══ Extracto de página

Una historia de España a través de sus leyendas callejeras. Iñaki Domínguez nos ofrece una mirada canalla al macarrismo patrio desde los años sesenta a los dos mil, profundizando en sus diversas modalidades peninsulares, desde los famosos quinquis de Barcelona que fueron inmortalizados en el cine hasta los macarras bilbaínos, pasando por la Ruta del Bakalao del Levante, las Tres Mil Viviendas de Sevilla o los raperos del sur de Madrid.
Iñaki Domínguez es licenciado en Filosofía y doctor en Antropología cultural. Al margen de su carrera académica, su historia personal se entrecruza a todo paso con la vida callejera y el mundo de las subculturas. En sus obras analiza fenómenos de la cultura popular desde una perspectiva científico social.
Zenda ofrece un adelanto de Macarras ibéricos, de Iñaki Domínguez.

════
══ Segmento de datos

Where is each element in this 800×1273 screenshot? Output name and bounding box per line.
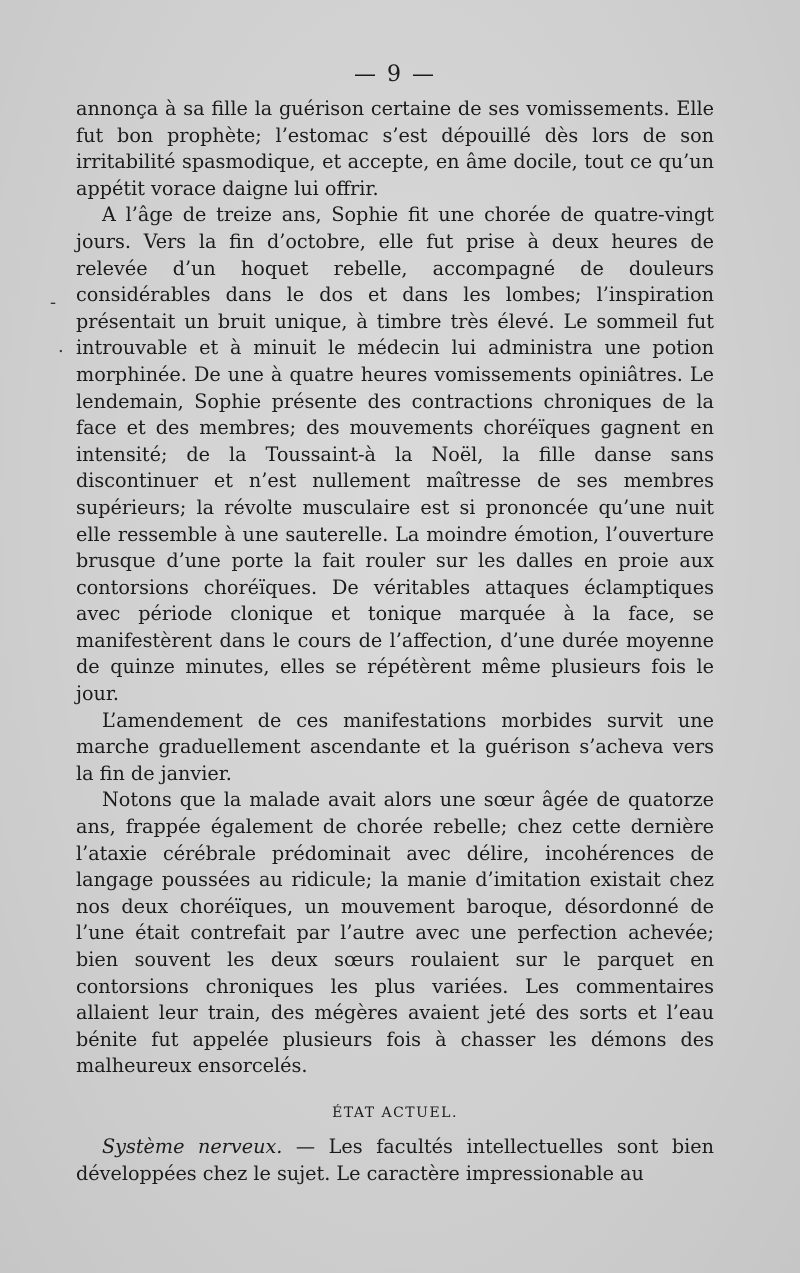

════

Instrucción dada A:
Según el extracto de página, ¿qué titulación académica tiene Iñaki Domínguez?
Instrucción dada B:
Indica si cada afirmación concuerda con el extracto de página, respondiendo sí o no y citando literalmente las palabras decisivas: (i) la obra abarca el macarrismo desde los años sesenta hasta los dos mil; (ii) los quinquis de Barcelona fueron inmortalizados en la literatura; (iii) Zenda ofrece un adelanto de la obra.
Instrucción dada C:
Transcribe sin cambios el fragmento del extracto de página que empieza con las palabras que contienen "Iñaki Domínguez es" y termina con "de Iñaki Domínguez.".

Resultado de la tarea A:
Es licenciado en Filosofía y doctor en Antropología cultural.

Resultado de la tarea B:
(i) Sí: "desde los años sesenta a los dos mil".
(ii) No: "los famosos quinquis de Barcelona que fueron inmortalizados en el cine".
(iii) Sí: "Zenda ofrece un adelanto de Macarras ibéricos".

Resultado de la tarea C:
Iñaki Domínguez es licenciado en Filosofía y doctor en Antropología cultural. Al margen de su carrera académica, su historia personal se entrecruza a todo paso con la vida callejera y el mundo de las subculturas. En sus obras analiza fenómenos de la cultura popular desde una perspectiva científico social.
Zenda ofrece un adelanto de Macarras ibéricos, de Iñaki Domínguez.